WORK TO BE COMPLETED
Print the data exactly as it is given, please.

DATA FOR THIS TASK
-- BEGIN --
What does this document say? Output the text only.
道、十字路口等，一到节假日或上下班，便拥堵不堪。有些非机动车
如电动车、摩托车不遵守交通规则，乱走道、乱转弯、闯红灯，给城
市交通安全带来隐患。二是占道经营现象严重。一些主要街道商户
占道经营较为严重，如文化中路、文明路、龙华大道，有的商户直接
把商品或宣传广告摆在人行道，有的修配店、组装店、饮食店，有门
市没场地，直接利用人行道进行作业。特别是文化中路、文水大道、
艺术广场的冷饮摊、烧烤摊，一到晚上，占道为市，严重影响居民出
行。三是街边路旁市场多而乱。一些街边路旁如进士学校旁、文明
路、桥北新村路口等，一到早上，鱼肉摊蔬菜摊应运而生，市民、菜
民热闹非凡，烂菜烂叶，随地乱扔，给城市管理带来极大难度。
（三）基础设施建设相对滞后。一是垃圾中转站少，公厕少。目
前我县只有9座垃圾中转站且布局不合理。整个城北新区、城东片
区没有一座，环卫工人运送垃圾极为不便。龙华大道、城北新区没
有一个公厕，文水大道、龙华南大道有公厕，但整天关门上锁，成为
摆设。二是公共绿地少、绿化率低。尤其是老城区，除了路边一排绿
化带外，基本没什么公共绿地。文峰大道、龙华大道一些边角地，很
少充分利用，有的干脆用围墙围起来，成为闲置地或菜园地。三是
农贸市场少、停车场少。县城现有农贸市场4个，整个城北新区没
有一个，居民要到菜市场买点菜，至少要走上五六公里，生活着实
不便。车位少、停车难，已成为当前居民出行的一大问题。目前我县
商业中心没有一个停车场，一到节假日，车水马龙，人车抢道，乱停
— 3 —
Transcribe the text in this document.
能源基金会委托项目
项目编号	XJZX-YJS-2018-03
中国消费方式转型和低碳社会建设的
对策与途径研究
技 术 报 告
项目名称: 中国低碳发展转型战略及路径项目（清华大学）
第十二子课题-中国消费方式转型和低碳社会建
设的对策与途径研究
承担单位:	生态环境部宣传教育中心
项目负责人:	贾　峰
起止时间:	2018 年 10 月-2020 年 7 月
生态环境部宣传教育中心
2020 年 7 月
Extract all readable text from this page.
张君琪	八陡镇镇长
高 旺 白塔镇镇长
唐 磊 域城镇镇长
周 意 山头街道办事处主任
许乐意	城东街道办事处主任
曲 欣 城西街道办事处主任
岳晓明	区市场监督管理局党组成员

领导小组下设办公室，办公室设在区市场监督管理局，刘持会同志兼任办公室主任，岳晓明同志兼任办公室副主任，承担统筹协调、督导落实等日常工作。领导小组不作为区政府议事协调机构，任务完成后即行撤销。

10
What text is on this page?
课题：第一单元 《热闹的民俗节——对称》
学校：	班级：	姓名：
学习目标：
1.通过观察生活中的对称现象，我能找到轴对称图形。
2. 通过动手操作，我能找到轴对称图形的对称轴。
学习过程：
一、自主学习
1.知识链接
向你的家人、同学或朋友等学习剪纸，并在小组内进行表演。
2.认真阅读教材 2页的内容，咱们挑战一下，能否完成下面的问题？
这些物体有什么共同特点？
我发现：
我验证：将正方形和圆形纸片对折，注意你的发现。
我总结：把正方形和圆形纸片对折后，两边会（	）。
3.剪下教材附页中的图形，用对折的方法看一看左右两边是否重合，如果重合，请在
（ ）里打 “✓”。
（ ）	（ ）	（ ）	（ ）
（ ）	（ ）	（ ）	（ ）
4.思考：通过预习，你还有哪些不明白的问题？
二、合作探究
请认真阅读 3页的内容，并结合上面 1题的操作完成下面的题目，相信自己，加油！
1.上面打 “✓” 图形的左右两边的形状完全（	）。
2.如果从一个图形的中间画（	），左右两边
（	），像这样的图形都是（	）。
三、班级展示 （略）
-- END --
SOLUTION
What does this document say? Output the text only.
道、十字路口等，一到节假日或上下班，便拥堵不堪。有些非机动车
如电动车、摩托车不遵守交通规则，乱走道、乱转弯、闯红灯，给城
市交通安全带来隐患。二是占道经营现象严重。一些主要街道商户
占道经营较为严重，如文化中路、文明路、龙华大道，有的商户直接
把商品或宣传广告摆在人行道，有的修配店、组装店、饮食店，有门
市没场地，直接利用人行道进行作业。特别是文化中路、文水大道、
艺术广场的冷饮摊、烧烤摊，一到晚上，占道为市，严重影响居民出
行。三是街边路旁市场多而乱。一些街边路旁如进士学校旁、文明
路、桥北新村路口等，一到早上，鱼肉摊蔬菜摊应运而生，市民、菜
民热闹非凡，烂菜烂叶，随地乱扔，给城市管理带来极大难度。
（三）基础设施建设相对滞后。一是垃圾中转站少，公厕少。目
前我县只有9座垃圾中转站且布局不合理。整个城北新区、城东片
区没有一座，环卫工人运送垃圾极为不便。龙华大道、城北新区没
有一个公厕，文水大道、龙华南大道有公厕，但整天关门上锁，成为
摆设。二是公共绿地少、绿化率低。尤其是老城区，除了路边一排绿
化带外，基本没什么公共绿地。文峰大道、龙华大道一些边角地，很
少充分利用，有的干脆用围墙围起来，成为闲置地或菜园地。三是
农贸市场少、停车场少。县城现有农贸市场4个，整个城北新区没
有一个，居民要到菜市场买点菜，至少要走上五六公里，生活着实
不便。车位少、停车难，已成为当前居民出行的一大问题。目前我县
商业中心没有一个停车场，一到节假日，车水马龙，人车抢道，乱停
— 3 —
Transcribe the text in this document.
能源基金会委托项目
项目编号	XJZX-YJS-2018-03
中国消费方式转型和低碳社会建设的
对策与途径研究
技 术 报 告
项目名称: 中国低碳发展转型战略及路径项目（清华大学）
第十二子课题-中国消费方式转型和低碳社会建
设的对策与途径研究
承担单位:	生态环境部宣传教育中心
项目负责人:	贾　峰
起止时间:	2018 年 10 月-2020 年 7 月
生态环境部宣传教育中心
2020 年 7 月
Extract all readable text from this page.
张君琪	八陡镇镇长
高 旺 白塔镇镇长
唐 磊 域城镇镇长
周 意 山头街道办事处主任
许乐意	城东街道办事处主任
曲 欣 城西街道办事处主任
岳晓明	区市场监督管理局党组成员

领导小组下设办公室，办公室设在区市场监督管理局，刘持会同志兼任办公室主任，岳晓明同志兼任办公室副主任，承担统筹协调、督导落实等日常工作。领导小组不作为区政府议事协调机构，任务完成后即行撤销。

10
What text is on this page?
课题：第一单元 《热闹的民俗节——对称》
学校：	班级：	姓名：
学习目标：
1.通过观察生活中的对称现象，我能找到轴对称图形。
2. 通过动手操作，我能找到轴对称图形的对称轴。
学习过程：
一、自主学习
1.知识链接
向你的家人、同学或朋友等学习剪纸，并在小组内进行表演。
2.认真阅读教材 2页的内容，咱们挑战一下，能否完成下面的问题？
这些物体有什么共同特点？
我发现：
我验证：将正方形和圆形纸片对折，注意你的发现。
我总结：把正方形和圆形纸片对折后，两边会（	）。
3.剪下教材附页中的图形，用对折的方法看一看左右两边是否重合，如果重合，请在
（ ）里打 “✓”。
（ ）	（ ）	（ ）	（ ）
（ ）	（ ）	（ ）	（ ）
4.思考：通过预习，你还有哪些不明白的问题？
二、合作探究
请认真阅读 3页的内容，并结合上面 1题的操作完成下面的题目，相信自己，加油！
1.上面打 “✓” 图形的左右两边的形状完全（	）。
2.如果从一个图形的中间画（	），左右两边
（	），像这样的图形都是（	）。
三、班级展示 （略）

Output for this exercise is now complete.